══ Materials provided ══
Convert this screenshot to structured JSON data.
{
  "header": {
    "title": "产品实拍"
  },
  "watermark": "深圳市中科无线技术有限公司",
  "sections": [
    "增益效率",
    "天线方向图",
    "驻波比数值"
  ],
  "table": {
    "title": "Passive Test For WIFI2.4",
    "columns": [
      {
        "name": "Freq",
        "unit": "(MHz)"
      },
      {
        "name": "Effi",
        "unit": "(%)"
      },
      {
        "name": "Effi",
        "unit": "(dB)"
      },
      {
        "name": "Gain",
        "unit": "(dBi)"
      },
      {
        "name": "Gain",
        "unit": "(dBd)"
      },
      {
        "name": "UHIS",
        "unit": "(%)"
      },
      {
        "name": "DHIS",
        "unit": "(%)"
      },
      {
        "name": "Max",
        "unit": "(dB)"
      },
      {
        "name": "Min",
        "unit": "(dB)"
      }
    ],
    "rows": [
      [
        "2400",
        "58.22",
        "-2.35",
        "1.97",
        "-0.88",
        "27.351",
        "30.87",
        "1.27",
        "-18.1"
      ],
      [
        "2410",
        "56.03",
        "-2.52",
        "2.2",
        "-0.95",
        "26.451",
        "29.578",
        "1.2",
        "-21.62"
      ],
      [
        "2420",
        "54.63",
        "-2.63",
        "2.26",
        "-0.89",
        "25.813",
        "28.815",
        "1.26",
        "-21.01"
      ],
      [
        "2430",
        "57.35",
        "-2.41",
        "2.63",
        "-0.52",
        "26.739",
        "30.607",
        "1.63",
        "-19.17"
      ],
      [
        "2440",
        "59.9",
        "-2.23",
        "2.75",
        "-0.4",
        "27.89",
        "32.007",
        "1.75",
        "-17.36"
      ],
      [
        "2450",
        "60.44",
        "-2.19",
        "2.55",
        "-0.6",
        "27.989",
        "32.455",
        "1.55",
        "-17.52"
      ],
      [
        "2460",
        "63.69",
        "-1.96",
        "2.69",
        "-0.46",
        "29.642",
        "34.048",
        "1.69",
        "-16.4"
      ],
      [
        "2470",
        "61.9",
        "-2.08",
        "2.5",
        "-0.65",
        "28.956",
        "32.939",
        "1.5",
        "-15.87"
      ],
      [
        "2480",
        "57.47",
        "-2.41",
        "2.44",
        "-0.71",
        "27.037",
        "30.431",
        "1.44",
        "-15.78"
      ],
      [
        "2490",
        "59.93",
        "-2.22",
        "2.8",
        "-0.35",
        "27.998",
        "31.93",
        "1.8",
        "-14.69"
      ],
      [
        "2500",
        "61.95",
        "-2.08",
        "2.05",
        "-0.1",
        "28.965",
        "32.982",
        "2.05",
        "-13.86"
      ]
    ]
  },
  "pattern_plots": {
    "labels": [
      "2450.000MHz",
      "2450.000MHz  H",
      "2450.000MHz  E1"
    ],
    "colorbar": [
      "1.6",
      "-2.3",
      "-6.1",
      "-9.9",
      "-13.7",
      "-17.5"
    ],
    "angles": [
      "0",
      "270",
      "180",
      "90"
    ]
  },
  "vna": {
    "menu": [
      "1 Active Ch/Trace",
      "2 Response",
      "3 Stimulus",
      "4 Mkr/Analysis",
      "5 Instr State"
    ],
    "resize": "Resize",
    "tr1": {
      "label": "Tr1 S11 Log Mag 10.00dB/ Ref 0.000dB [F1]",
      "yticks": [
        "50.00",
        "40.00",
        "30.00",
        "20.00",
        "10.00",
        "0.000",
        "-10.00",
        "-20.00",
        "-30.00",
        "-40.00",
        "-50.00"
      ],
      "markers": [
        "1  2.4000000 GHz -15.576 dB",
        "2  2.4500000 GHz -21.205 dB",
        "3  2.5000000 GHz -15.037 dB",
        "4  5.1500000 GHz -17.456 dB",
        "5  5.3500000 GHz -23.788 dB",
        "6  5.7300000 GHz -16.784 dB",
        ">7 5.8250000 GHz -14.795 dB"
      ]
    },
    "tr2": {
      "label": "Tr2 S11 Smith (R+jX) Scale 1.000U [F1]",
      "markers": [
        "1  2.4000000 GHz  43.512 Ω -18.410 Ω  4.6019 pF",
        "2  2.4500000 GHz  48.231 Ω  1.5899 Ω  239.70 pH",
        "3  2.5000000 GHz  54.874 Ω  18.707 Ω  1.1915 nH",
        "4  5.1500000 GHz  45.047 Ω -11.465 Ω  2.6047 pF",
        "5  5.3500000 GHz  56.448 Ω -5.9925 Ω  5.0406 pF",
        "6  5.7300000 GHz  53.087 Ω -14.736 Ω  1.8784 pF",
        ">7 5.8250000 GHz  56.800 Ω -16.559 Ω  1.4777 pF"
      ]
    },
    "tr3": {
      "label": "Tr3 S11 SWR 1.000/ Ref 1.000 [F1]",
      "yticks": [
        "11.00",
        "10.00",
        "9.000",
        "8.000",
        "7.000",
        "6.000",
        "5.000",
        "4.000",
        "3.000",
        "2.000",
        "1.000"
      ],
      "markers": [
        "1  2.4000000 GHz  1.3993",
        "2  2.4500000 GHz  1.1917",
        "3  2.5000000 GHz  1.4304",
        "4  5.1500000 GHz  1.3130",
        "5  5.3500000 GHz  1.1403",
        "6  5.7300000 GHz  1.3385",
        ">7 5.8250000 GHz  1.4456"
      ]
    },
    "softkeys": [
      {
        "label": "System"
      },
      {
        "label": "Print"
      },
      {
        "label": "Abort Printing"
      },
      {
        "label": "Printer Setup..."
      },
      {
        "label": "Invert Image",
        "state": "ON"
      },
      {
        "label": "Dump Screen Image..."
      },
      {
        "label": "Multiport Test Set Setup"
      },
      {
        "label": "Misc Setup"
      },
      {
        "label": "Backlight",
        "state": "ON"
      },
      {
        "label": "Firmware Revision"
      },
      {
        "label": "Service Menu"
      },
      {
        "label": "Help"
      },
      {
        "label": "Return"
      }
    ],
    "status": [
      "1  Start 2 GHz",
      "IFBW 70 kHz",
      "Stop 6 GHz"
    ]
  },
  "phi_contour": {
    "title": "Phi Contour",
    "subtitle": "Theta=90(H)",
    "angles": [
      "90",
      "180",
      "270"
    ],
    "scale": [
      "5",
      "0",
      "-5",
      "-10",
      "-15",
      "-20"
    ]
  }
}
═══
> Objective
Collect each line of the entries that has the word "name", copying it in full.

> Exercise solution
        "name": "Freq",
        "name": "Effi",
        "name": "Effi",
        "name": "Gain",
        "name": "Gain",
        "name": "UHIS",
        "name": "DHIS",
        "name": "Max",
        "name": "Min",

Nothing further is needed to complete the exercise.